REQUIREMENT ::
Determine which lines of the records include the word "color", and copy them.

***** GIVEN RECORDS

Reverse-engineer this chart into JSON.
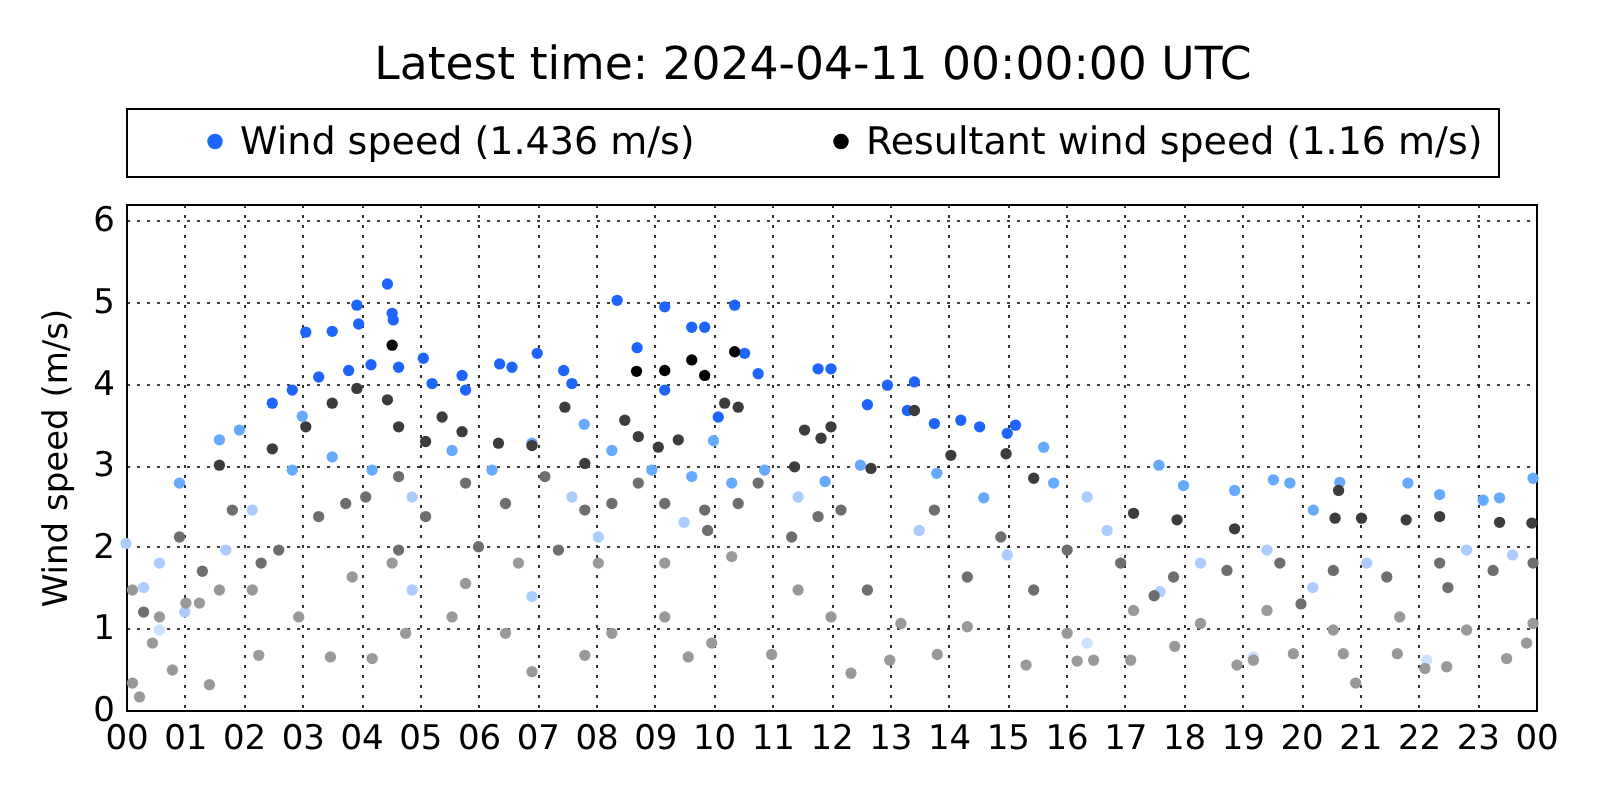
{
  "chart_data": {
    "type": "scatter",
    "title": "Latest time: 2024-04-11 00:00:00 UTC",
    "ylabel": "Wind speed (m/s)",
    "xlim": [
      0,
      24
    ],
    "ylim": [
      0,
      6.2
    ],
    "xticks": [
      {
        "value": 0,
        "label": "00"
      },
      {
        "value": 1,
        "label": "01"
      },
      {
        "value": 2,
        "label": "02"
      },
      {
        "value": 3,
        "label": "03"
      },
      {
        "value": 4,
        "label": "04"
      },
      {
        "value": 5,
        "label": "05"
      },
      {
        "value": 6,
        "label": "06"
      },
      {
        "value": 7,
        "label": "07"
      },
      {
        "value": 8,
        "label": "08"
      },
      {
        "value": 9,
        "label": "09"
      },
      {
        "value": 10,
        "label": "10"
      },
      {
        "value": 11,
        "label": "11"
      },
      {
        "value": 12,
        "label": "12"
      },
      {
        "value": 13,
        "label": "13"
      },
      {
        "value": 14,
        "label": "14"
      },
      {
        "value": 15,
        "label": "15"
      },
      {
        "value": 16,
        "label": "16"
      },
      {
        "value": 17,
        "label": "17"
      },
      {
        "value": 18,
        "label": "18"
      },
      {
        "value": 19,
        "label": "19"
      },
      {
        "value": 20,
        "label": "20"
      },
      {
        "value": 21,
        "label": "21"
      },
      {
        "value": 22,
        "label": "22"
      },
      {
        "value": 23,
        "label": "23"
      },
      {
        "value": 24,
        "label": "00"
      }
    ],
    "yticks": [
      0,
      1,
      2,
      3,
      4,
      5,
      6
    ],
    "grid": true,
    "legend": "top",
    "marker": "circle",
    "series": [
      {
        "color": "#cce0ff",
        "x": [
          0.57,
          16.36,
          19.19,
          22.14
        ],
        "values": [
          0.98,
          0.82,
          0.65,
          0.61
        ]
      },
      {
        "color": "#aaccff",
        "x": [
          0.0,
          0.57,
          1.7,
          2.15,
          4.87,
          7.59,
          8.04,
          11.44,
          4.87,
          6.91,
          16.7,
          18.29,
          19.42,
          21.12,
          22.82,
          16.36,
          0.3,
          1.0,
          13.5,
          15.0,
          20.2,
          23.6,
          17.6,
          9.5
        ],
        "values": [
          2.04,
          1.8,
          1.96,
          2.45,
          2.61,
          2.61,
          2.12,
          2.61,
          1.47,
          1.39,
          2.2,
          1.8,
          1.96,
          1.8,
          1.96,
          2.61,
          1.5,
          1.2,
          2.2,
          1.9,
          1.5,
          1.9,
          1.45,
          2.3
        ]
      },
      {
        "color": "#66aaff",
        "x": [
          0.91,
          1.59,
          1.93,
          2.83,
          3.51,
          4.19,
          5.55,
          6.23,
          6.91,
          8.27,
          8.95,
          9.63,
          10.31,
          10.87,
          17.58,
          18.0,
          18.87,
          19.53,
          19.81,
          20.21,
          20.66,
          21.82,
          22.36,
          23.1,
          23.38,
          23.95,
          15.79,
          15.62,
          12.5,
          13.8,
          14.6,
          11.9,
          3.0,
          7.8,
          10.0
        ],
        "values": [
          2.78,
          3.31,
          3.43,
          2.94,
          3.1,
          2.94,
          3.18,
          2.94,
          3.27,
          3.18,
          2.94,
          2.86,
          2.78,
          2.94,
          3.0,
          2.75,
          2.69,
          2.82,
          2.78,
          2.45,
          2.79,
          2.78,
          2.64,
          2.57,
          2.6,
          2.84,
          2.78,
          3.22,
          3.0,
          2.9,
          2.6,
          2.8,
          3.6,
          3.5,
          3.3
        ]
      },
      {
        "name": "Wind speed (1.436 m/s)",
        "color": "#1e64ff",
        "x": [
          2.49,
          2.83,
          3.28,
          3.06,
          3.51,
          3.79,
          3.93,
          3.96,
          4.17,
          4.45,
          4.53,
          4.55,
          4.64,
          5.06,
          5.21,
          5.72,
          5.78,
          6.36,
          6.57,
          7.0,
          7.45,
          7.59,
          8.36,
          8.7,
          9.17,
          9.17,
          9.63,
          9.85,
          10.08,
          10.36,
          10.53,
          10.76,
          11.78,
          12.0,
          12.62,
          12.96,
          13.3,
          13.42,
          13.76,
          14.21,
          14.53,
          15.0,
          15.14
        ],
        "values": [
          3.76,
          3.92,
          4.08,
          4.63,
          4.64,
          4.16,
          4.96,
          4.73,
          4.23,
          5.22,
          4.86,
          4.78,
          4.2,
          4.31,
          4.0,
          4.1,
          3.92,
          4.24,
          4.2,
          4.37,
          4.16,
          4.0,
          5.02,
          4.44,
          4.94,
          3.92,
          4.69,
          4.69,
          3.59,
          4.96,
          4.37,
          4.12,
          4.18,
          4.18,
          3.74,
          3.98,
          3.67,
          4.02,
          3.51,
          3.55,
          3.47,
          3.39,
          3.49
        ]
      },
      {
        "color": "#999999",
        "x": [
          0.11,
          0.23,
          0.45,
          0.79,
          1.42,
          2.26,
          3.48,
          4.19,
          4.76,
          5.55,
          6.46,
          6.91,
          7.81,
          8.27,
          9.17,
          9.57,
          9.97,
          10.99,
          12.0,
          1.25,
          2.15,
          2.94,
          3.85,
          4.53,
          5.78,
          6.68,
          8.04,
          9.17,
          10.31,
          11.44,
          0.11,
          0.57,
          1.02,
          1.59,
          12.34,
          13.0,
          13.81,
          15.32,
          16.19,
          16.47,
          17.1,
          17.85,
          18.91,
          19.19,
          19.87,
          20.72,
          20.93,
          21.64,
          22.11,
          22.48,
          23.5,
          23.84,
          13.19,
          14.32,
          16.02,
          18.29,
          20.55,
          22.82,
          23.95,
          17.15,
          19.42,
          21.68
        ],
        "values": [
          0.33,
          0.16,
          0.82,
          0.49,
          0.31,
          0.67,
          0.65,
          0.63,
          0.94,
          1.14,
          0.94,
          0.47,
          0.67,
          0.94,
          1.14,
          0.65,
          0.82,
          0.68,
          1.14,
          1.31,
          1.47,
          1.14,
          1.63,
          1.8,
          1.55,
          1.8,
          1.8,
          1.8,
          1.88,
          1.47,
          1.47,
          1.14,
          1.31,
          1.47,
          0.45,
          0.61,
          0.68,
          0.55,
          0.6,
          0.61,
          0.61,
          0.78,
          0.55,
          0.61,
          0.69,
          0.69,
          0.33,
          0.69,
          0.51,
          0.53,
          0.63,
          0.82,
          1.06,
          1.02,
          0.94,
          1.06,
          0.98,
          0.98,
          1.06,
          1.22,
          1.22,
          1.14
        ]
      },
      {
        "color": "#6e6e6e",
        "x": [
          0.91,
          1.81,
          2.6,
          3.28,
          3.74,
          4.08,
          4.64,
          5.1,
          5.78,
          6.46,
          7.13,
          7.81,
          8.27,
          8.72,
          9.17,
          9.85,
          10.42,
          10.76,
          11.33,
          11.78,
          4.64,
          7.36,
          12.17,
          13.76,
          14.89,
          16.02,
          16.93,
          17.83,
          18.74,
          19.64,
          20.55,
          21.46,
          22.36,
          23.27,
          23.95,
          12.62,
          14.32,
          15.45,
          0.3,
          1.3,
          2.3,
          6.0,
          9.9,
          17.5,
          20.0,
          22.5
        ],
        "values": [
          2.12,
          2.45,
          1.96,
          2.37,
          2.53,
          2.61,
          2.86,
          2.37,
          2.78,
          2.53,
          2.86,
          2.45,
          2.53,
          2.78,
          2.53,
          2.45,
          2.53,
          2.78,
          2.12,
          2.37,
          1.96,
          1.96,
          2.45,
          2.45,
          2.12,
          1.96,
          1.8,
          1.63,
          1.71,
          1.8,
          1.71,
          1.63,
          1.8,
          1.71,
          1.8,
          1.47,
          1.63,
          1.47,
          1.2,
          1.7,
          1.8,
          2.0,
          2.2,
          1.4,
          1.3,
          1.5
        ]
      },
      {
        "color": "#3c3c3c",
        "x": [
          1.59,
          2.49,
          3.06,
          3.51,
          3.93,
          4.45,
          4.64,
          5.1,
          5.38,
          5.72,
          6.34,
          6.91,
          7.47,
          7.81,
          8.49,
          8.72,
          9.06,
          9.4,
          10.19,
          10.42,
          11.38,
          11.55,
          12.0,
          11.83,
          12.68,
          13.42,
          14.04,
          14.98,
          15.45,
          17.15,
          17.89,
          18.87,
          20.64,
          20.58,
          21.03,
          21.79,
          22.36,
          23.38,
          23.93
        ],
        "values": [
          3.0,
          3.2,
          3.47,
          3.76,
          3.94,
          3.8,
          3.47,
          3.29,
          3.59,
          3.41,
          3.27,
          3.24,
          3.71,
          3.02,
          3.55,
          3.35,
          3.22,
          3.31,
          3.76,
          3.71,
          2.98,
          3.43,
          3.47,
          3.33,
          2.96,
          3.67,
          3.12,
          3.14,
          2.84,
          2.41,
          2.33,
          2.22,
          2.69,
          2.35,
          2.35,
          2.33,
          2.37,
          2.3,
          2.29
        ]
      },
      {
        "name": "Resultant wind speed (1.16 m/s)",
        "color": "#000000",
        "x": [
          4.53,
          8.69,
          9.17,
          9.63,
          9.85,
          10.36
        ],
        "values": [
          4.47,
          4.15,
          4.16,
          4.29,
          4.1,
          4.39
        ]
      }
    ]
  }
}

**********

EXERCISE RESPONSE ::
        "color": "#cce0ff",
        "color": "#aaccff",
        "color": "#66aaff",
        "color": "#1e64ff",
        "color": "#999999",
        "color": "#6e6e6e",
        "color": "#3c3c3c",
        "color": "#000000",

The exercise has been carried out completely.